EXERCISE PROMPT = Lines that include the word "this" are the ones to copy.

Chart and figure data:
★ ★ ★ ★ ★ ★ ★

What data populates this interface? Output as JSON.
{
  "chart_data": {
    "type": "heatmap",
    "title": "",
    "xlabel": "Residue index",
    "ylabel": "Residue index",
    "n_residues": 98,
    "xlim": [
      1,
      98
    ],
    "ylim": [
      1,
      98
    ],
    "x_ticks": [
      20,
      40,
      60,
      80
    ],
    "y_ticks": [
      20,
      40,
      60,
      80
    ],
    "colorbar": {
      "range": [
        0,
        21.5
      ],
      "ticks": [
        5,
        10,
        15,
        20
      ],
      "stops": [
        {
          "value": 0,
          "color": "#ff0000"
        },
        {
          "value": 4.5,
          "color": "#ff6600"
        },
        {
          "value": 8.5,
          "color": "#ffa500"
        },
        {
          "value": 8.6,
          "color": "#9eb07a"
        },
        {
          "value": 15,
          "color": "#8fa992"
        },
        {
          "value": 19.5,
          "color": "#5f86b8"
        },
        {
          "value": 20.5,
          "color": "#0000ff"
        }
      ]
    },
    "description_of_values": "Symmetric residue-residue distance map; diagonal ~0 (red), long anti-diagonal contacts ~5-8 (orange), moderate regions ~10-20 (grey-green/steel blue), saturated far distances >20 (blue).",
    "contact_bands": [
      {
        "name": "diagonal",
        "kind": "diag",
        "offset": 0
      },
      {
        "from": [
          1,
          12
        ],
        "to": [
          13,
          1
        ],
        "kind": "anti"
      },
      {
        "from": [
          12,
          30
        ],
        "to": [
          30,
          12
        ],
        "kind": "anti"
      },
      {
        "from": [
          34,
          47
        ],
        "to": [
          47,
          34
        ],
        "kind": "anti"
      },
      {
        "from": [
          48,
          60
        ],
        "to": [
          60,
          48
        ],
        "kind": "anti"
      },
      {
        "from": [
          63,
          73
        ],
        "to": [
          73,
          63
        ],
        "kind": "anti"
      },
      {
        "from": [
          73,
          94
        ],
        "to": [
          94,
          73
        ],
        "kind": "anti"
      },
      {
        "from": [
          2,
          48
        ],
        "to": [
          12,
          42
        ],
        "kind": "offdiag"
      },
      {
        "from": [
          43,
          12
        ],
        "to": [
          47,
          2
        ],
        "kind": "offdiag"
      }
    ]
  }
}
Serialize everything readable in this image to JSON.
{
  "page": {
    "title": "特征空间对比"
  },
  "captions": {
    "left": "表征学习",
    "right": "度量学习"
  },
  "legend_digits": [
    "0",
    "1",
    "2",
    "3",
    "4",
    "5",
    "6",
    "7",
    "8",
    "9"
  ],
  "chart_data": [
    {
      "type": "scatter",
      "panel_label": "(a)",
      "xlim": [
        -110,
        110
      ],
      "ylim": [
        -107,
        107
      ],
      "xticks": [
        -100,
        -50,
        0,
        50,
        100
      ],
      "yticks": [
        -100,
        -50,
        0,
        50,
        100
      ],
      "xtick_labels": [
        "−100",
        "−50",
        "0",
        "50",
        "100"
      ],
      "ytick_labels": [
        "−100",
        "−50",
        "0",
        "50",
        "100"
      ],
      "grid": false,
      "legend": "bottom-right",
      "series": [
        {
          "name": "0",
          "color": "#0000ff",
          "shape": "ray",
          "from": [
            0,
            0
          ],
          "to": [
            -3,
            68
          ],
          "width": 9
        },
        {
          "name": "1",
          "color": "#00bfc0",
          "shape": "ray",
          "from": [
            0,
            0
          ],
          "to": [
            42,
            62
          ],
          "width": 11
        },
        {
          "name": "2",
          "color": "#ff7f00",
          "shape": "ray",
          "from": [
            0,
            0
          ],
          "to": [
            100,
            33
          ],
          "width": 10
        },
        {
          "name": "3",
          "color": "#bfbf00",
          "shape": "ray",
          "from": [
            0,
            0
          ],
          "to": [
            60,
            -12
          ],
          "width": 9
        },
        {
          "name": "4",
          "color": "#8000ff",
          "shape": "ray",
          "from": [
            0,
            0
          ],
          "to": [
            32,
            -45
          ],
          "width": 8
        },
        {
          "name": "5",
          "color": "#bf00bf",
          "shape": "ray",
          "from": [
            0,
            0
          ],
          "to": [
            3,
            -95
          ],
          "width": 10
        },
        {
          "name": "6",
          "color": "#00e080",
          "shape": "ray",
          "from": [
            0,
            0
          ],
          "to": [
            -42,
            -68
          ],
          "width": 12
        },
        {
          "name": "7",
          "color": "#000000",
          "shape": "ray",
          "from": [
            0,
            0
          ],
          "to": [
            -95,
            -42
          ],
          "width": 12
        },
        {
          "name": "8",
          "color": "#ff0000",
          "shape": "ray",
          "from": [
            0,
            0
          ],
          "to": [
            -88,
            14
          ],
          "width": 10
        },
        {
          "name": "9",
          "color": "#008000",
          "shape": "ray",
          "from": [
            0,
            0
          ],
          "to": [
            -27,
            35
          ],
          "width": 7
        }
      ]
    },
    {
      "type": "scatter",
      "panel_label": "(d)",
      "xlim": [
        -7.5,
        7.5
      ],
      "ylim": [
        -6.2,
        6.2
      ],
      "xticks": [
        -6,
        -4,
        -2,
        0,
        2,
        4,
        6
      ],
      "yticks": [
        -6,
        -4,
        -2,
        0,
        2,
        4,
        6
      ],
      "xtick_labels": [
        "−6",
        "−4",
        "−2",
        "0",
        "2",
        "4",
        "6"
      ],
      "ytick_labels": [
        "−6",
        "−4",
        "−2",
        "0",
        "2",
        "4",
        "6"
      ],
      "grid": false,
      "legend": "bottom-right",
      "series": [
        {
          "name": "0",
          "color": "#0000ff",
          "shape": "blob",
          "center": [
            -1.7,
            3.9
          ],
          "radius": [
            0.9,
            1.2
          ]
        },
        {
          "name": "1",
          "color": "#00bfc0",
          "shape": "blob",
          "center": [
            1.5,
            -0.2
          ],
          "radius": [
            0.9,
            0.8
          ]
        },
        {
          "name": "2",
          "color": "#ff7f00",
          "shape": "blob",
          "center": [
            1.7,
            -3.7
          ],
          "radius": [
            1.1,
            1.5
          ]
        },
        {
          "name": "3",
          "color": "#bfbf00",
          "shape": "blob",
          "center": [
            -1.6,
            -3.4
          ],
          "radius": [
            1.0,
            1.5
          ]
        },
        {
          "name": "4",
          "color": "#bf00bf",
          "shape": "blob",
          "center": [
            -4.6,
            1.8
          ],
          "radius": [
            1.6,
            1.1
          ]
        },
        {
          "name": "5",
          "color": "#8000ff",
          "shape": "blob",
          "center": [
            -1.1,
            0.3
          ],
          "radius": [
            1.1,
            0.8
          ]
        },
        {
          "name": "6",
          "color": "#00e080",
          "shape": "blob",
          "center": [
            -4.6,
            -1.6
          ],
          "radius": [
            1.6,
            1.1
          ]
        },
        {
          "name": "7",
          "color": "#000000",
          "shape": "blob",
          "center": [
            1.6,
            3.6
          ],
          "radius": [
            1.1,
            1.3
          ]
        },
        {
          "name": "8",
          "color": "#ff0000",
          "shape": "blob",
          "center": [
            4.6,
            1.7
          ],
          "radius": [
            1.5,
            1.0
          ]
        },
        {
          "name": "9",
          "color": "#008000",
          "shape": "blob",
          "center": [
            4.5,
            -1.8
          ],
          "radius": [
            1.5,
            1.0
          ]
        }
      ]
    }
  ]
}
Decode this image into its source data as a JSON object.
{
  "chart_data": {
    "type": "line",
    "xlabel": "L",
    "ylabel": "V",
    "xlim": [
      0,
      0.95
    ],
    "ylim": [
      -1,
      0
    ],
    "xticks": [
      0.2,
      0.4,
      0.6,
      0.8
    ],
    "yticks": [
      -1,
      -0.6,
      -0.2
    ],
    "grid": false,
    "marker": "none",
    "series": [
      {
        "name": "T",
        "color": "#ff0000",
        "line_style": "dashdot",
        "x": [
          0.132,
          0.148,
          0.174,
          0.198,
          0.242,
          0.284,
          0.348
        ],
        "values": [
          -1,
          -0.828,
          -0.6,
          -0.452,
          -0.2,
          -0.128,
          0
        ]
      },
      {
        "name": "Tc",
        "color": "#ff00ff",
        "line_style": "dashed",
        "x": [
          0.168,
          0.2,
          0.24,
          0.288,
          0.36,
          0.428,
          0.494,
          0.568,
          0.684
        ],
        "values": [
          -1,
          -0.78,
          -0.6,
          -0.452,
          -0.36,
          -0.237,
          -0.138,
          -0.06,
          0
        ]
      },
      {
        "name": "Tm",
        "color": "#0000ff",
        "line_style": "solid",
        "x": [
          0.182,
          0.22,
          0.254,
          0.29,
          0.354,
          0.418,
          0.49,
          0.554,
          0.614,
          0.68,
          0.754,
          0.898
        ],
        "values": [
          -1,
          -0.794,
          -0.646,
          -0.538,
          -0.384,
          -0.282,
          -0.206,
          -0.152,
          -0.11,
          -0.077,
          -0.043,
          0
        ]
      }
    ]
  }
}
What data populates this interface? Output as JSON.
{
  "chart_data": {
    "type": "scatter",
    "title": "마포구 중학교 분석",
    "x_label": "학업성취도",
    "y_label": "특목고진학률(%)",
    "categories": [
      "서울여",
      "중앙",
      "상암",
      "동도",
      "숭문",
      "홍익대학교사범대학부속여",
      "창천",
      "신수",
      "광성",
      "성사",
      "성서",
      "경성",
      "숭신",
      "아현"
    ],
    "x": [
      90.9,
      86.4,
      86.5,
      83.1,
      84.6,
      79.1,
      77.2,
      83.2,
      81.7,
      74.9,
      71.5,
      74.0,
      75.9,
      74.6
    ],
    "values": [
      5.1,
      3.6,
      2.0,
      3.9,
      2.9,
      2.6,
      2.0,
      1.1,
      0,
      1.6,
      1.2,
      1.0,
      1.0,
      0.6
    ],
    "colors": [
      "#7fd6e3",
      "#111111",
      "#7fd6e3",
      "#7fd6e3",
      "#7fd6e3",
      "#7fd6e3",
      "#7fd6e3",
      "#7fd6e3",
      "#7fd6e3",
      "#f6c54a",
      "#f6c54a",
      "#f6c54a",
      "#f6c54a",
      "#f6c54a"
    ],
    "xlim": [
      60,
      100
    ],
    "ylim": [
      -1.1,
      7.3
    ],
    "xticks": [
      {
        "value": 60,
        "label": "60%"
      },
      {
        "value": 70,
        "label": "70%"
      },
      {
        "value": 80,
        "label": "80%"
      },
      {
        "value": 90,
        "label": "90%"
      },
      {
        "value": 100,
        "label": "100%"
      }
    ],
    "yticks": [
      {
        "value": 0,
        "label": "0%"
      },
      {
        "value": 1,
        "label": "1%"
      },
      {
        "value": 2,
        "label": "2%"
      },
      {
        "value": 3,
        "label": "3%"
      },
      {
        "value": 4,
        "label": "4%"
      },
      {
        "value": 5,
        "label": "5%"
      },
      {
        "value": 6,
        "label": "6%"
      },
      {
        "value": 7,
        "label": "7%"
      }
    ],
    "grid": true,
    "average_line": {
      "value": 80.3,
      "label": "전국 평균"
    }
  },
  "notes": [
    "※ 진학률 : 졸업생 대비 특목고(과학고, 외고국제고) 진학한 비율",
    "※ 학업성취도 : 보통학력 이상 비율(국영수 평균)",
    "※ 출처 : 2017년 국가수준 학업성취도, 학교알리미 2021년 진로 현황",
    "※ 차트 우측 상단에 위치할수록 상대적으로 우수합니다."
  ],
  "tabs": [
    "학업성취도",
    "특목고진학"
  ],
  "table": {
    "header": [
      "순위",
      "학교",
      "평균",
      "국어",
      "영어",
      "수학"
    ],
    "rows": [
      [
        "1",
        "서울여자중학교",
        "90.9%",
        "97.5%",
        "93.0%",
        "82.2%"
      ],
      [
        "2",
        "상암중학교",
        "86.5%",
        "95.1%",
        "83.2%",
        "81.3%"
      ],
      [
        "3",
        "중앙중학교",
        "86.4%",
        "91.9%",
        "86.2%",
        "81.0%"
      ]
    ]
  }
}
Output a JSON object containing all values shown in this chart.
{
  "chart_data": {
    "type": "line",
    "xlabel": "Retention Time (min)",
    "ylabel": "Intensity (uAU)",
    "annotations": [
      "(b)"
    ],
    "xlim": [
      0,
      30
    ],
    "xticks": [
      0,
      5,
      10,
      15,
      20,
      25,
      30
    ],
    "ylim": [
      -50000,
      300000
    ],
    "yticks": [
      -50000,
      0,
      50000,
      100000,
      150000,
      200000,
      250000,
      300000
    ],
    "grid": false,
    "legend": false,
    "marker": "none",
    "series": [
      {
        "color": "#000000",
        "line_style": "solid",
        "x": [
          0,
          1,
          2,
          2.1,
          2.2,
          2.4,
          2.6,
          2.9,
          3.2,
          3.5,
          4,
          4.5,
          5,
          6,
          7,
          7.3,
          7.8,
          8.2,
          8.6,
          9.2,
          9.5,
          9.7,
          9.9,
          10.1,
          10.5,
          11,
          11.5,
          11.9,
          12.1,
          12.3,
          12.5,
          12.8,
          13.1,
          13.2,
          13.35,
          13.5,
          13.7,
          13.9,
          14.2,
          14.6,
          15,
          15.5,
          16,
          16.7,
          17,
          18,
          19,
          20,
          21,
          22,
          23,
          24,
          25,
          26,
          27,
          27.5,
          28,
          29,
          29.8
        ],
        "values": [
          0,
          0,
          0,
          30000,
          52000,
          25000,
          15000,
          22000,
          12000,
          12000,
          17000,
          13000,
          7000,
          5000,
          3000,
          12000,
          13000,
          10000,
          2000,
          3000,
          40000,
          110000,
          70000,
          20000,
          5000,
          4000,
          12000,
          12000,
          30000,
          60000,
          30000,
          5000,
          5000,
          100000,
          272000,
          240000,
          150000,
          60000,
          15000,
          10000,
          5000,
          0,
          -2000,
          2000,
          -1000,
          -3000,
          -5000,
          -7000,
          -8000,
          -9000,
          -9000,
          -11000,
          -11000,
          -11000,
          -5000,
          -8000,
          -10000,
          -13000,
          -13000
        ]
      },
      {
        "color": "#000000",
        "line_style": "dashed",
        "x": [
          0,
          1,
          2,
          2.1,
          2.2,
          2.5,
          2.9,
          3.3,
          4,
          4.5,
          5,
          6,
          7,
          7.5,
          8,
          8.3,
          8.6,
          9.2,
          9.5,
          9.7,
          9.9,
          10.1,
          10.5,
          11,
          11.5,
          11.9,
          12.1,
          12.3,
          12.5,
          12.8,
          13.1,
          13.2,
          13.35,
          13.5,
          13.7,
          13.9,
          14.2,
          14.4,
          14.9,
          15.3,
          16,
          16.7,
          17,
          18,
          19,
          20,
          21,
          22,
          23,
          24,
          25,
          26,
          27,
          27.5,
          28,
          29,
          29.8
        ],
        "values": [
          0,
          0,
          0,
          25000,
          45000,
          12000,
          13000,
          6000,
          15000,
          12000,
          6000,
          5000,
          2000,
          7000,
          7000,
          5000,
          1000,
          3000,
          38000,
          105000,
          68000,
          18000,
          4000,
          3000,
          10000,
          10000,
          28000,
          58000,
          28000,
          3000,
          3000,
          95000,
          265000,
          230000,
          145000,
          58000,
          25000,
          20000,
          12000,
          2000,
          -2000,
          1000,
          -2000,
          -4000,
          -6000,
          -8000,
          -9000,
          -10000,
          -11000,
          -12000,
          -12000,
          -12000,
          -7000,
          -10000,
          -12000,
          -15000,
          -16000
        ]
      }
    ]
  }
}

★ ★ ★ ★ ★ ★ ★

THE RESULT =
What data populates this interface? Output as JSON.
Serialize everything readable in this image to JSON.
Decode this image into its source data as a JSON object.
What data populates this interface? Output as JSON.
Output a JSON object containing all values shown in this chart.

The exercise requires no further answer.